## Aim
Will you transcribe the entries that follow, exactly and in full?

---------- Dataset

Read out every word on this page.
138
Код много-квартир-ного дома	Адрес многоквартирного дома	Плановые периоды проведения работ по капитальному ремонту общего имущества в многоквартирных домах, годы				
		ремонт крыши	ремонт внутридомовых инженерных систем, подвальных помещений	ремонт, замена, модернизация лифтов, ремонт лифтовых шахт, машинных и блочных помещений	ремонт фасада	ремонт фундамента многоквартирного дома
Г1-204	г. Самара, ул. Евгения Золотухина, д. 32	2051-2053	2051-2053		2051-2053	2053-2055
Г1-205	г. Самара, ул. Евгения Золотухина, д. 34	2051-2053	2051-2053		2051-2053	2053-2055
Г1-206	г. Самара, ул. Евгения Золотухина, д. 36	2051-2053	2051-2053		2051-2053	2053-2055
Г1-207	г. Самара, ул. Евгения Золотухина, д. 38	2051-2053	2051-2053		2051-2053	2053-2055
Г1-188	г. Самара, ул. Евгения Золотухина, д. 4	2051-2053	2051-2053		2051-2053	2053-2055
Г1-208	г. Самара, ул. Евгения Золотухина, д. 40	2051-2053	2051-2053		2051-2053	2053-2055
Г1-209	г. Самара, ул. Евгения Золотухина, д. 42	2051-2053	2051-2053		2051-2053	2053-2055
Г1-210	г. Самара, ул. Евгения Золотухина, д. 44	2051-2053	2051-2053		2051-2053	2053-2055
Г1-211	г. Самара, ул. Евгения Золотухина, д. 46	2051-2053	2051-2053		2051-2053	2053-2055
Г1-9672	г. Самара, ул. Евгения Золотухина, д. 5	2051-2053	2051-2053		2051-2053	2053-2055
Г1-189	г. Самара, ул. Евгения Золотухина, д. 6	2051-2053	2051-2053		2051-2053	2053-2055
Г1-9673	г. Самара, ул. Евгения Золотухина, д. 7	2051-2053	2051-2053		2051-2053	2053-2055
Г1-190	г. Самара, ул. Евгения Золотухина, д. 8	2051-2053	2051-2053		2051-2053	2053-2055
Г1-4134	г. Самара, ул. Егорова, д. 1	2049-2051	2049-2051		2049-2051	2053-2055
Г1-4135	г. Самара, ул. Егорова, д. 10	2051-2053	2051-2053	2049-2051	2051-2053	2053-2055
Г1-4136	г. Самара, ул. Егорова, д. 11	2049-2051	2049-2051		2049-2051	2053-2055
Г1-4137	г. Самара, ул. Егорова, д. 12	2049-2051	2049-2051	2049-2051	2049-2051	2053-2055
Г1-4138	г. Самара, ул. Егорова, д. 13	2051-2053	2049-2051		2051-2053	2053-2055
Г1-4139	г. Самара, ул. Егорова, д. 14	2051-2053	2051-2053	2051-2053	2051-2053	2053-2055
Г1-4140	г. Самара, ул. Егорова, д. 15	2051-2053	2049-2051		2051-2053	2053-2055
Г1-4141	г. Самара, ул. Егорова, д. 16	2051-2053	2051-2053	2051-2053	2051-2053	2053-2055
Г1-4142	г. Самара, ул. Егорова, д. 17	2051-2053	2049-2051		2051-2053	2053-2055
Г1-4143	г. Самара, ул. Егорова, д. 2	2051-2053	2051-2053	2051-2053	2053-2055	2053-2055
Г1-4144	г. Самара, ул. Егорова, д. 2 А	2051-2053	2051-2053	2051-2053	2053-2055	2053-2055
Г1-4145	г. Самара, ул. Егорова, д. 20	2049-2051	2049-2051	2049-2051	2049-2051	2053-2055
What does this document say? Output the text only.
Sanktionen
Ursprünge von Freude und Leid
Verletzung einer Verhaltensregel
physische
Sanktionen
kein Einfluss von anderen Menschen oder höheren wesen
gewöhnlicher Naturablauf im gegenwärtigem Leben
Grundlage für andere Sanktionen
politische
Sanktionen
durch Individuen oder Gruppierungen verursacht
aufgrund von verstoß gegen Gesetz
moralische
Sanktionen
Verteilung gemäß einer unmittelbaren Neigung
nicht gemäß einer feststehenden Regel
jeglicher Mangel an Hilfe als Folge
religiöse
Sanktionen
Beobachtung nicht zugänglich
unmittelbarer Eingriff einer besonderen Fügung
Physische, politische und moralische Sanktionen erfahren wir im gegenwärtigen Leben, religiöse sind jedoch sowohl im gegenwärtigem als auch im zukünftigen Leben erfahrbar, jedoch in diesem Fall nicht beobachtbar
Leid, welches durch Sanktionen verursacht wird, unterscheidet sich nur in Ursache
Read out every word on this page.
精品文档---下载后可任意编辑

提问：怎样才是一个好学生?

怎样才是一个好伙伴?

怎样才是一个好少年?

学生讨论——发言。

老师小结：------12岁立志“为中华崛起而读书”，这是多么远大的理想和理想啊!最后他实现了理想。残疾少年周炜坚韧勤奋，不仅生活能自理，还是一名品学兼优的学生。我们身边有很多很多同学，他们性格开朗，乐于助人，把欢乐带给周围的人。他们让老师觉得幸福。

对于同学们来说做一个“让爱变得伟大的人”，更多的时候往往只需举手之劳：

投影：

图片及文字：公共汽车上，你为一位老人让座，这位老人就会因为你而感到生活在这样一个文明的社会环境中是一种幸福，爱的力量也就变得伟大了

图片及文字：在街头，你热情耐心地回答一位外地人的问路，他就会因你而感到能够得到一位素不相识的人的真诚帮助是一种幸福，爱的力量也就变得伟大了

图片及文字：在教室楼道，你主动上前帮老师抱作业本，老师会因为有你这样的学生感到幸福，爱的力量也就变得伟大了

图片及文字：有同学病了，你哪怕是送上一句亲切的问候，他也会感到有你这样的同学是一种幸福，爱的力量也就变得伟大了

--------------------

## Completed exercise
Read out every word on this page.
138
Код много-квартир-ного дома	Адрес многоквартирного дома	Плановые периоды проведения работ по капитальному ремонту общего имущества в многоквартирных домах, годы				
		ремонт крыши	ремонт внутридомовых инженерных систем, подвальных помещений	ремонт, замена, модернизация лифтов, ремонт лифтовых шахт, машинных и блочных помещений	ремонт фасада	ремонт фундамента многоквартирного дома
Г1-204	г. Самара, ул. Евгения Золотухина, д. 32	2051-2053	2051-2053		2051-2053	2053-2055
Г1-205	г. Самара, ул. Евгения Золотухина, д. 34	2051-2053	2051-2053		2051-2053	2053-2055
Г1-206	г. Самара, ул. Евгения Золотухина, д. 36	2051-2053	2051-2053		2051-2053	2053-2055
Г1-207	г. Самара, ул. Евгения Золотухина, д. 38	2051-2053	2051-2053		2051-2053	2053-2055
Г1-188	г. Самара, ул. Евгения Золотухина, д. 4	2051-2053	2051-2053		2051-2053	2053-2055
Г1-208	г. Самара, ул. Евгения Золотухина, д. 40	2051-2053	2051-2053		2051-2053	2053-2055
Г1-209	г. Самара, ул. Евгения Золотухина, д. 42	2051-2053	2051-2053		2051-2053	2053-2055
Г1-210	г. Самара, ул. Евгения Золотухина, д. 44	2051-2053	2051-2053		2051-2053	2053-2055
Г1-211	г. Самара, ул. Евгения Золотухина, д. 46	2051-2053	2051-2053		2051-2053	2053-2055
Г1-9672	г. Самара, ул. Евгения Золотухина, д. 5	2051-2053	2051-2053		2051-2053	2053-2055
Г1-189	г. Самара, ул. Евгения Золотухина, д. 6	2051-2053	2051-2053		2051-2053	2053-2055
Г1-9673	г. Самара, ул. Евгения Золотухина, д. 7	2051-2053	2051-2053		2051-2053	2053-2055
Г1-190	г. Самара, ул. Евгения Золотухина, д. 8	2051-2053	2051-2053		2051-2053	2053-2055
Г1-4134	г. Самара, ул. Егорова, д. 1	2049-2051	2049-2051		2049-2051	2053-2055
Г1-4135	г. Самара, ул. Егорова, д. 10	2051-2053	2051-2053	2049-2051	2051-2053	2053-2055
Г1-4136	г. Самара, ул. Егорова, д. 11	2049-2051	2049-2051		2049-2051	2053-2055
Г1-4137	г. Самара, ул. Егорова, д. 12	2049-2051	2049-2051	2049-2051	2049-2051	2053-2055
Г1-4138	г. Самара, ул. Егорова, д. 13	2051-2053	2049-2051		2051-2053	2053-2055
Г1-4139	г. Самара, ул. Егорова, д. 14	2051-2053	2051-2053	2051-2053	2051-2053	2053-2055
Г1-4140	г. Самара, ул. Егорова, д. 15	2051-2053	2049-2051		2051-2053	2053-2055
Г1-4141	г. Самара, ул. Егорова, д. 16	2051-2053	2051-2053	2051-2053	2051-2053	2053-2055
Г1-4142	г. Самара, ул. Егорова, д. 17	2051-2053	2049-2051		2051-2053	2053-2055
Г1-4143	г. Самара, ул. Егорова, д. 2	2051-2053	2051-2053	2051-2053	2053-2055	2053-2055
Г1-4144	г. Самара, ул. Егорова, д. 2 А	2051-2053	2051-2053	2051-2053	2053-2055	2053-2055
Г1-4145	г. Самара, ул. Егорова, д. 20	2049-2051	2049-2051	2049-2051	2049-2051	2053-2055
What does this document say? Output the text only.
Sanktionen
Ursprünge von Freude und Leid
Verletzung einer Verhaltensregel
physische
Sanktionen
kein Einfluss von anderen Menschen oder höheren wesen
gewöhnlicher Naturablauf im gegenwärtigem Leben
Grundlage für andere Sanktionen
politische
Sanktionen
durch Individuen oder Gruppierungen verursacht
aufgrund von verstoß gegen Gesetz
moralische
Sanktionen
Verteilung gemäß einer unmittelbaren Neigung
nicht gemäß einer feststehenden Regel
jeglicher Mangel an Hilfe als Folge
religiöse
Sanktionen
Beobachtung nicht zugänglich
unmittelbarer Eingriff einer besonderen Fügung
Physische, politische und moralische Sanktionen erfahren wir im gegenwärtigen Leben, religiöse sind jedoch sowohl im gegenwärtigem als auch im zukünftigen Leben erfahrbar, jedoch in diesem Fall nicht beobachtbar
Leid, welches durch Sanktionen verursacht wird, unterscheidet sich nur in Ursache
Read out every word on this page.
精品文档---下载后可任意编辑

提问：怎样才是一个好学生?

怎样才是一个好伙伴?

怎样才是一个好少年?

学生讨论——发言。

老师小结：------12岁立志“为中华崛起而读书”，这是多么远大的理想和理想啊!最后他实现了理想。残疾少年周炜坚韧勤奋，不仅生活能自理，还是一名品学兼优的学生。我们身边有很多很多同学，他们性格开朗，乐于助人，把欢乐带给周围的人。他们让老师觉得幸福。

对于同学们来说做一个“让爱变得伟大的人”，更多的时候往往只需举手之劳：

投影：

图片及文字：公共汽车上，你为一位老人让座，这位老人就会因为你而感到生活在这样一个文明的社会环境中是一种幸福，爱的力量也就变得伟大了

图片及文字：在街头，你热情耐心地回答一位外地人的问路，他就会因你而感到能够得到一位素不相识的人的真诚帮助是一种幸福，爱的力量也就变得伟大了

图片及文字：在教室楼道，你主动上前帮老师抱作业本，老师会因为有你这样的学生感到幸福，爱的力量也就变得伟大了

图片及文字：有同学病了，你哪怕是送上一句亲切的问候，他也会感到有你这样的同学是一种幸福，爱的力量也就变得伟大了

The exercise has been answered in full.